- The problem -
Copy every line of the records below that holds the word "sidebar".

- Material -
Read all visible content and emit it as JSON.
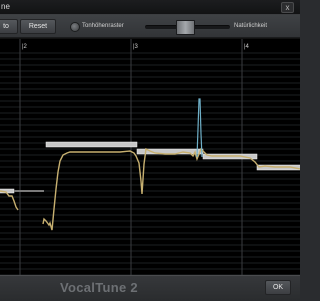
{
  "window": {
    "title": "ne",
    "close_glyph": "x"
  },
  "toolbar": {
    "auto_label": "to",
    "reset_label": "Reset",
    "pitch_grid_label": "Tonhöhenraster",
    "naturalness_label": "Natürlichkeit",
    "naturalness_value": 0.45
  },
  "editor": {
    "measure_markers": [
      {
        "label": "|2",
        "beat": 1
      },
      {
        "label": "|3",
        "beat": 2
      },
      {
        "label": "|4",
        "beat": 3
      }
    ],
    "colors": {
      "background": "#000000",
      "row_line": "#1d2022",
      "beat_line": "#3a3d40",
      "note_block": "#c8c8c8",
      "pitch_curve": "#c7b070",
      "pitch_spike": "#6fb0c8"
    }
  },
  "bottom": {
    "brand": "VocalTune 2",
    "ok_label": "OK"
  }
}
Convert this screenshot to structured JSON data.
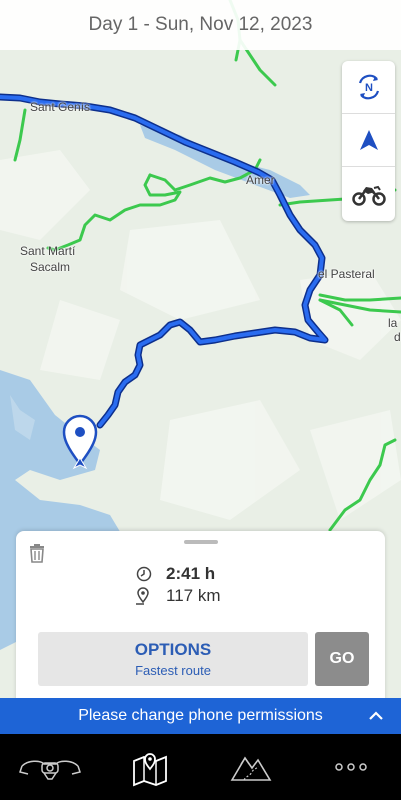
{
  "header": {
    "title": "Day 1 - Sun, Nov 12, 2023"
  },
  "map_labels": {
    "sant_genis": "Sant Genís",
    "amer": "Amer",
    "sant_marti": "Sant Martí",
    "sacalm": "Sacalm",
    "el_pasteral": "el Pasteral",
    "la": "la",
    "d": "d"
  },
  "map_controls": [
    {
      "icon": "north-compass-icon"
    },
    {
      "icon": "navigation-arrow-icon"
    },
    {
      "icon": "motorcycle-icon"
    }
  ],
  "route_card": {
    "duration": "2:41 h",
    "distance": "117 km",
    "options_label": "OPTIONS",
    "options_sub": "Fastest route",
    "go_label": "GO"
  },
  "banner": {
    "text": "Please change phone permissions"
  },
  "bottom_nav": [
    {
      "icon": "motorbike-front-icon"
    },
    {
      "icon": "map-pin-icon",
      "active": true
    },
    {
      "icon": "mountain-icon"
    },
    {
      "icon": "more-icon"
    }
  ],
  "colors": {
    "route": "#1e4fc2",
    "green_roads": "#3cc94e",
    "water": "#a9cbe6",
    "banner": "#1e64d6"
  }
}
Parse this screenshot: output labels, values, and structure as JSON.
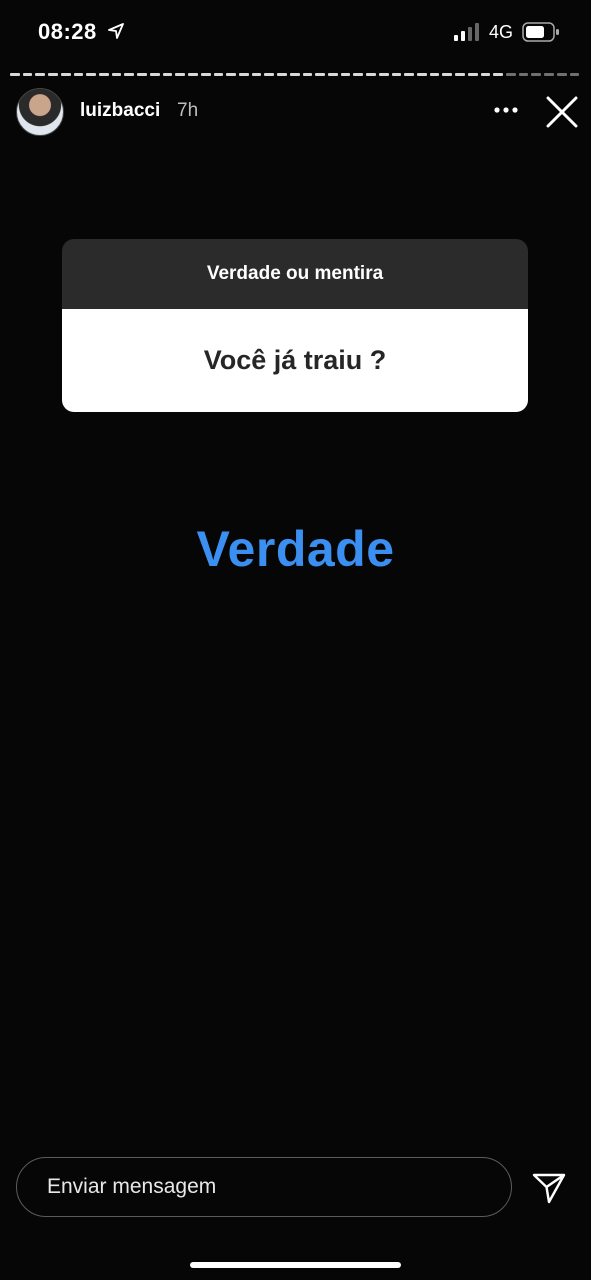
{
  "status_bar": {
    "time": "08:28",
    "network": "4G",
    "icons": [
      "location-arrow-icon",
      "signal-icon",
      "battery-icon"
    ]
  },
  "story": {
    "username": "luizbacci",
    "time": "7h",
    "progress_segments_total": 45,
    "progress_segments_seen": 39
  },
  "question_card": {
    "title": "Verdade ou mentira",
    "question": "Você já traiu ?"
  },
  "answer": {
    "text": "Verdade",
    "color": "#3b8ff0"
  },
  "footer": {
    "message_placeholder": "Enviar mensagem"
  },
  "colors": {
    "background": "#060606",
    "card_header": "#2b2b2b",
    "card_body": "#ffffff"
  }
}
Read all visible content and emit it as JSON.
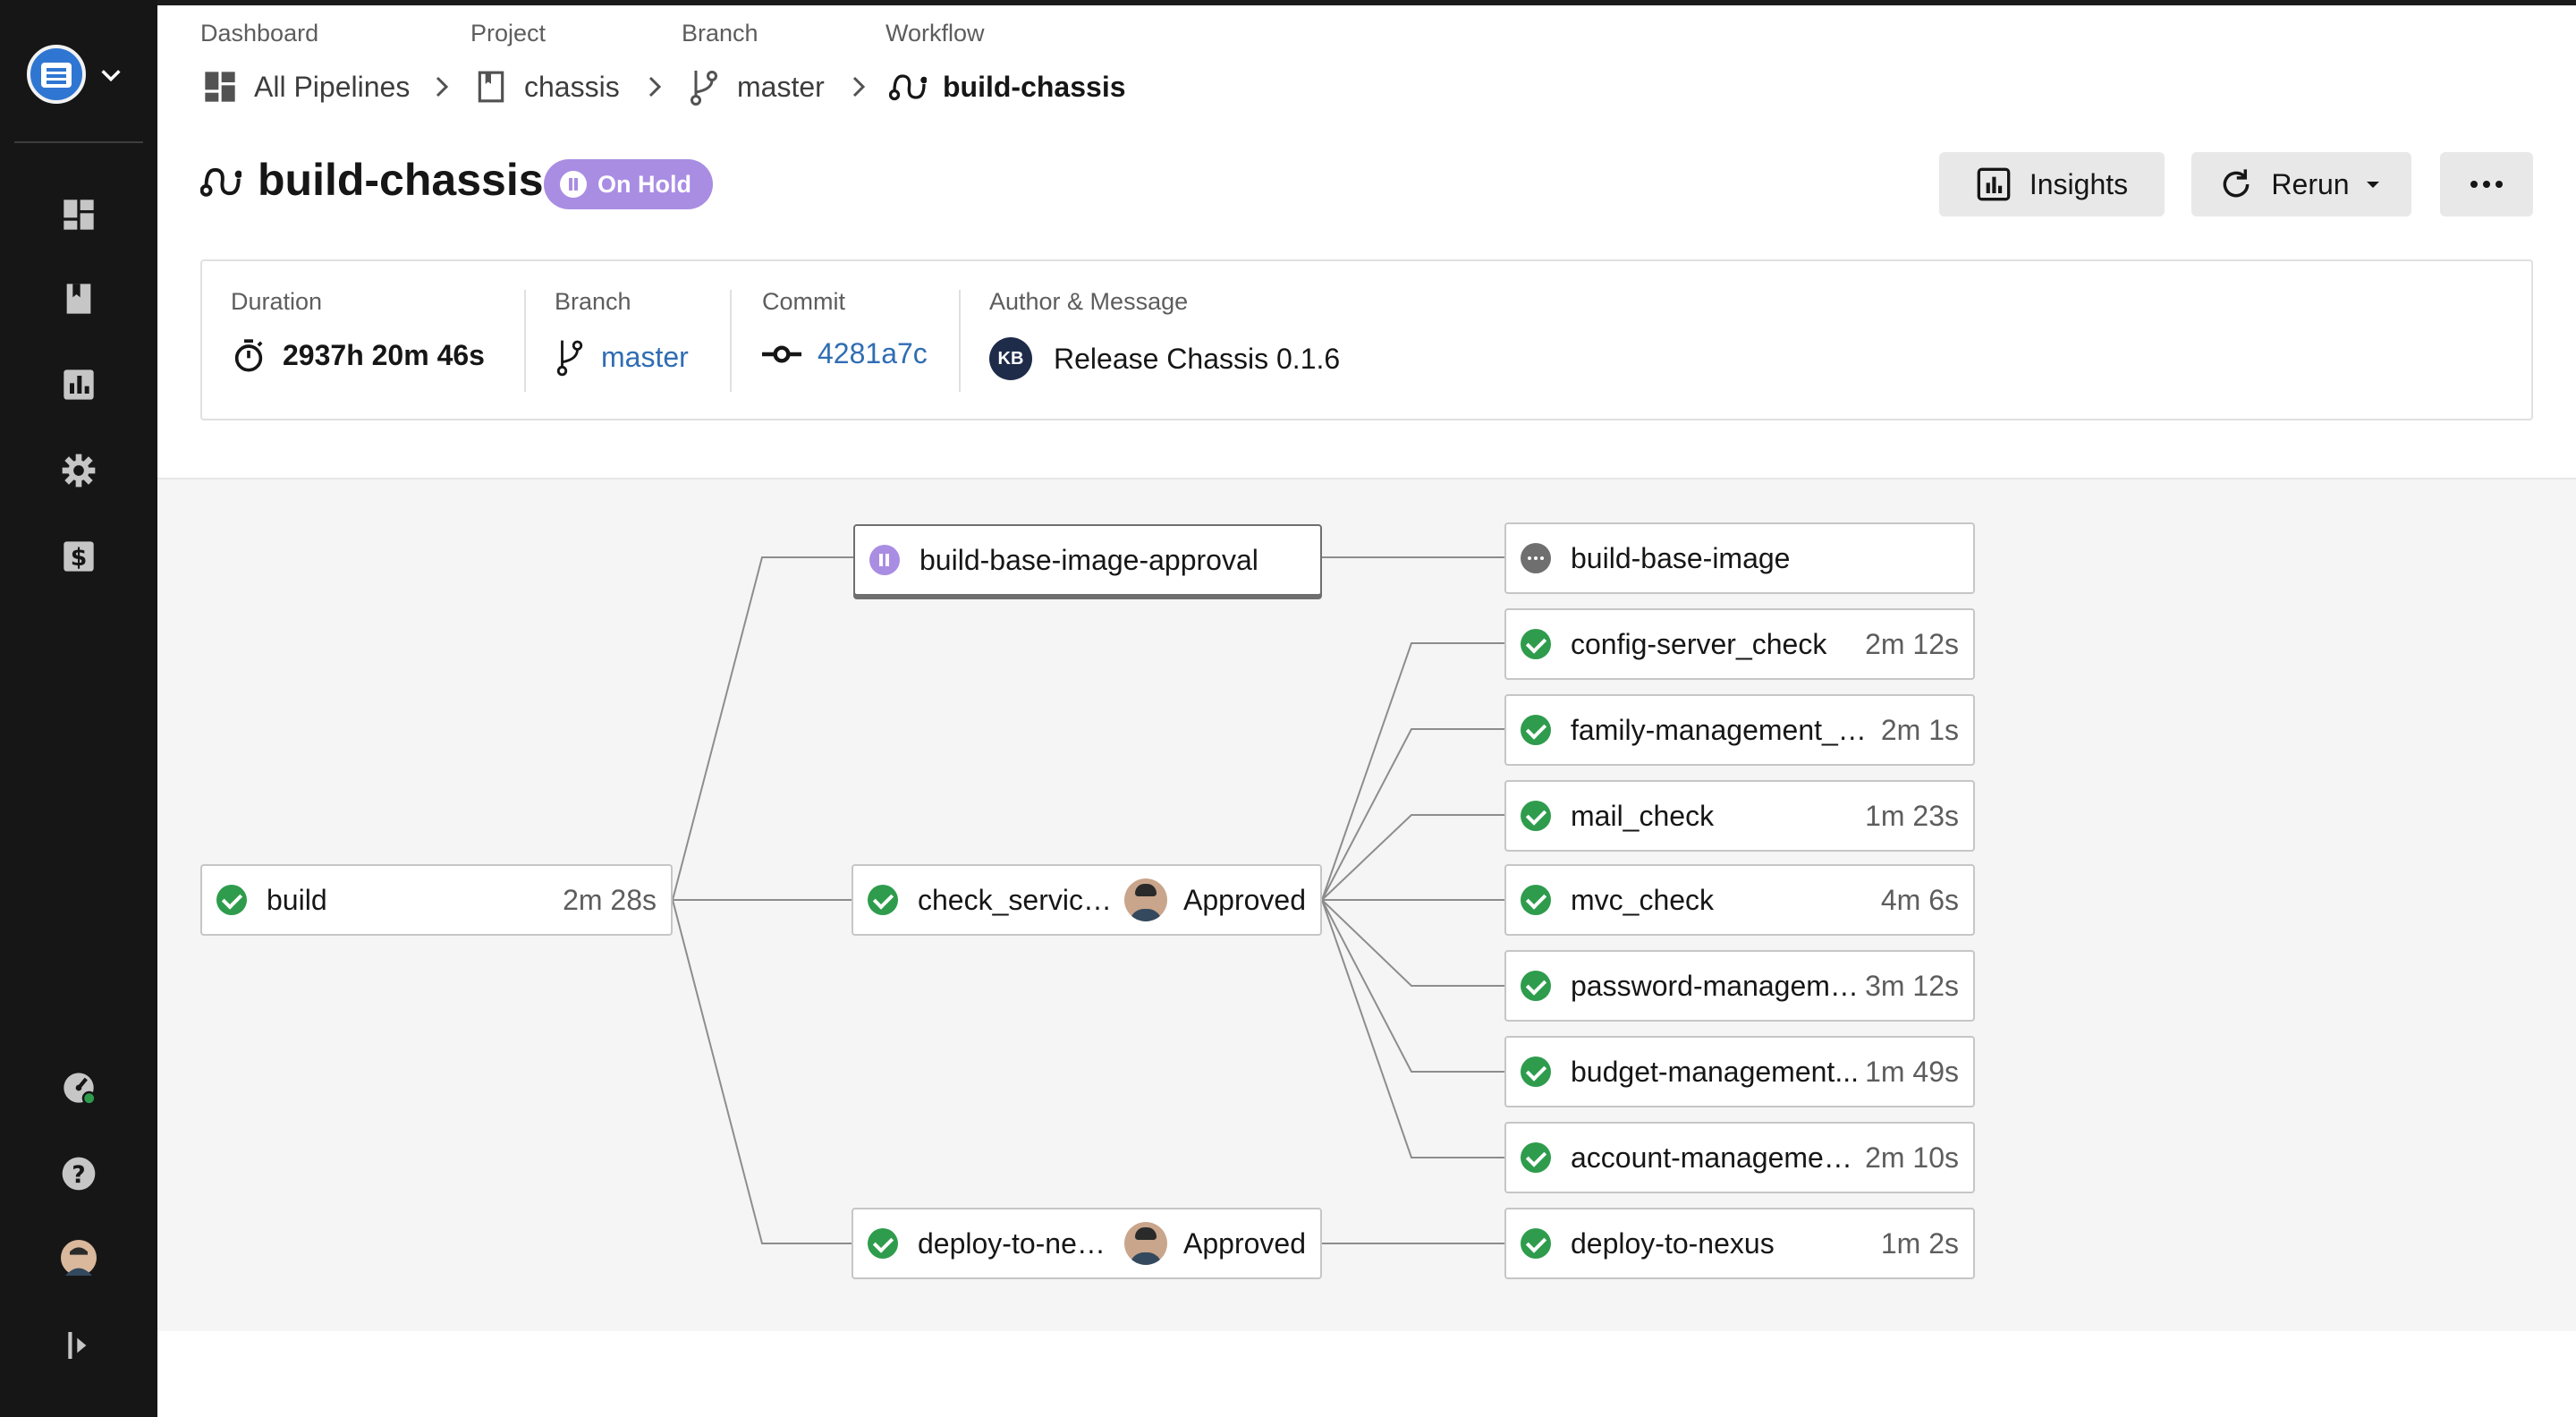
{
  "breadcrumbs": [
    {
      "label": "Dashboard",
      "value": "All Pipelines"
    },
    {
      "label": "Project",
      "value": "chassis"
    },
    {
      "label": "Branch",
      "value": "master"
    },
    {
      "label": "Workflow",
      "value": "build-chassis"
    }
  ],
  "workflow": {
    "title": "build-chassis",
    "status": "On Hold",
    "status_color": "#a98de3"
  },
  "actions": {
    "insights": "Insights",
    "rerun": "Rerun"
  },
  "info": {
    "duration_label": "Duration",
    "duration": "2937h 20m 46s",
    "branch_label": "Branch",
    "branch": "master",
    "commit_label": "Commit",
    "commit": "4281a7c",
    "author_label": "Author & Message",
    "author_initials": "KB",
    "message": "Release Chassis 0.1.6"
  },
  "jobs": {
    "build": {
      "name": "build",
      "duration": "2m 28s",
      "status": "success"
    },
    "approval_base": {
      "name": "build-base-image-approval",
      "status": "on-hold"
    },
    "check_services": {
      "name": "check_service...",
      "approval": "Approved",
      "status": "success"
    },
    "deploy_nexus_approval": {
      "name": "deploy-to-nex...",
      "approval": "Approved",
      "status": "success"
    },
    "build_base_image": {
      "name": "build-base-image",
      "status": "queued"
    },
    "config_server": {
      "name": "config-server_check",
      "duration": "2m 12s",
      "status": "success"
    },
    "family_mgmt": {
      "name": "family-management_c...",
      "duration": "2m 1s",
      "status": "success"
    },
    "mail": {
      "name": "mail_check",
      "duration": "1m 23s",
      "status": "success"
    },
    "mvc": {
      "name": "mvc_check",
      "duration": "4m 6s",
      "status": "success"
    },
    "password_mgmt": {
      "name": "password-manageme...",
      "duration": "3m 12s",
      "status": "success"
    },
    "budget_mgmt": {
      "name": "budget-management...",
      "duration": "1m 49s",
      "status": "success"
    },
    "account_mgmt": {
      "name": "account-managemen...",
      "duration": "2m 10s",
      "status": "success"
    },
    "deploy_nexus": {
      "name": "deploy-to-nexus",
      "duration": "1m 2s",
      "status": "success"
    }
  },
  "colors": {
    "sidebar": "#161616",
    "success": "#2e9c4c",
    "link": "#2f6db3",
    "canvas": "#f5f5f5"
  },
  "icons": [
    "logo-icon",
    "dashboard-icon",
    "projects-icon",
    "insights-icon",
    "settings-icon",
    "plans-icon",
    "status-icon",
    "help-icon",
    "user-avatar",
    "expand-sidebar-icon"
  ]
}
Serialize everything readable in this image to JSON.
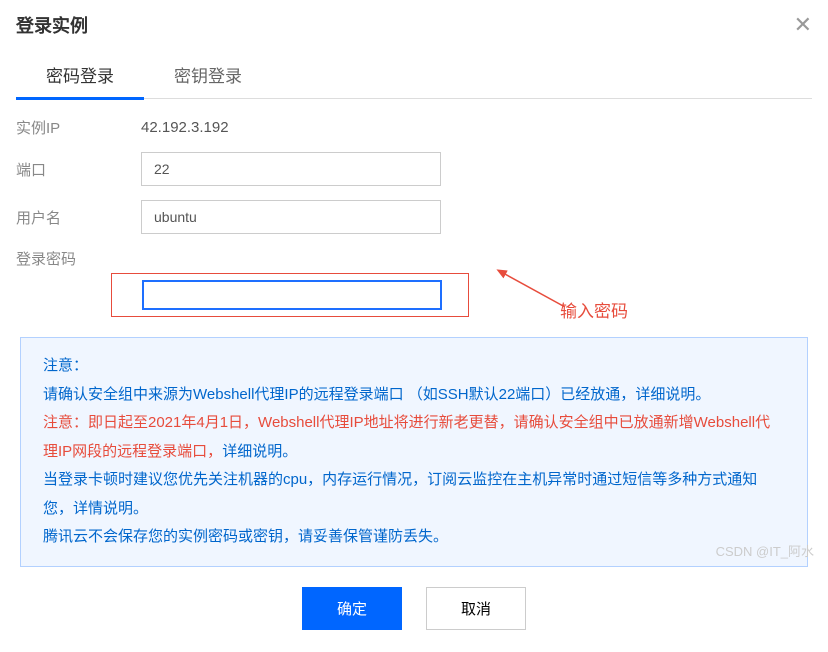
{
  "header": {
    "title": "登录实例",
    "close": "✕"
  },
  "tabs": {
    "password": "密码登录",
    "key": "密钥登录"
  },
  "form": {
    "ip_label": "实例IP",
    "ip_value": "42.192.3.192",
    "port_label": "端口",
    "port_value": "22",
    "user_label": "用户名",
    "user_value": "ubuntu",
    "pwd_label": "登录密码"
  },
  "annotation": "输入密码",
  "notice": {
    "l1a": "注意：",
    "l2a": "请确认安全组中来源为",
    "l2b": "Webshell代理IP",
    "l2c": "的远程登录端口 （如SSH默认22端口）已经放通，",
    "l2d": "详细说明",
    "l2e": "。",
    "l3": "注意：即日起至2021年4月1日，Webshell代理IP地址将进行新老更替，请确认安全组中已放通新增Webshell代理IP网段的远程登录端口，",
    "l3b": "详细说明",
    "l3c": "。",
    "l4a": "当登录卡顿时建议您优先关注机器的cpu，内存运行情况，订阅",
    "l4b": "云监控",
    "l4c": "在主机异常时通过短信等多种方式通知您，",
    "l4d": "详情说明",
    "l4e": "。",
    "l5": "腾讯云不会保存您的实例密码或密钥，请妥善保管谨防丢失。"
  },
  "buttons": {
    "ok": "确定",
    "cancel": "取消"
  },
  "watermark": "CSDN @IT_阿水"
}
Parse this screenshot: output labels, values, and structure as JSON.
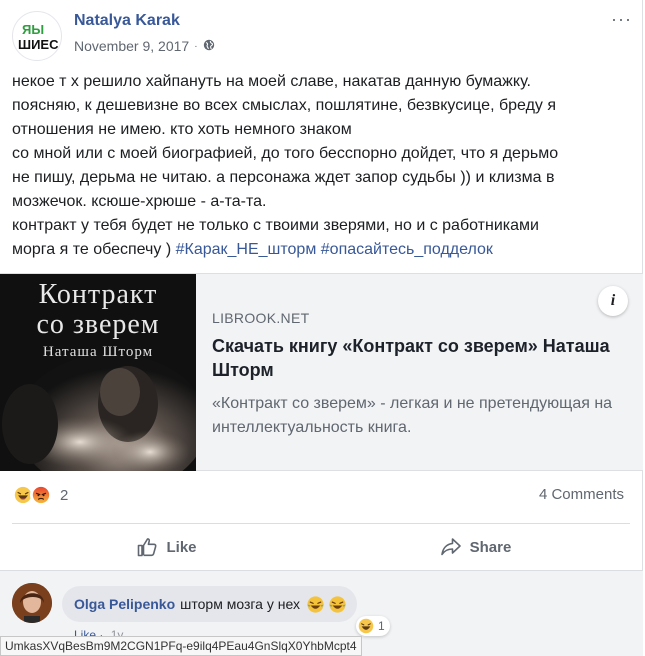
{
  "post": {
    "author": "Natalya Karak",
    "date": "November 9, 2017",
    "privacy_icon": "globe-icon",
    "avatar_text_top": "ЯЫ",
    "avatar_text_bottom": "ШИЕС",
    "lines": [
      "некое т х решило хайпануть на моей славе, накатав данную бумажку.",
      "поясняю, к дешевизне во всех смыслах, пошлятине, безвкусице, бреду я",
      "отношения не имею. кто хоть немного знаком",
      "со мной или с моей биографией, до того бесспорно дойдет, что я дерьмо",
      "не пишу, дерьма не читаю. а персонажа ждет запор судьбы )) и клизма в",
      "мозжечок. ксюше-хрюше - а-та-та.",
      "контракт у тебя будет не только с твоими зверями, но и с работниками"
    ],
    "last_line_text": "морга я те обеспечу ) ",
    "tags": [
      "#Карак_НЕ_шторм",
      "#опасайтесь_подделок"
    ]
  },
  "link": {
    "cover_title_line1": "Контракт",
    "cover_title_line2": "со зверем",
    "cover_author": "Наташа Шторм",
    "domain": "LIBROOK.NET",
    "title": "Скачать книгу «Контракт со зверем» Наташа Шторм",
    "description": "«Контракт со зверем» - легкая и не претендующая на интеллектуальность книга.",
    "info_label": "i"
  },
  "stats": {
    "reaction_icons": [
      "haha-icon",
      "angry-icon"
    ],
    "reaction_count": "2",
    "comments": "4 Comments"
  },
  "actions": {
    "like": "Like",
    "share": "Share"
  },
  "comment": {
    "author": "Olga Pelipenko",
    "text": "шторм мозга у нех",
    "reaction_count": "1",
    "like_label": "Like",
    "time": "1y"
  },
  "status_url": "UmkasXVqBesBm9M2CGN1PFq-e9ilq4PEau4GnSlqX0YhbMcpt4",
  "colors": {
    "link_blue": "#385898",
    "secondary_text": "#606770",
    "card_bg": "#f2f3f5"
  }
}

- Solution to this problem -
    "sidebar": "#161616",
    "expand-sidebar-icon"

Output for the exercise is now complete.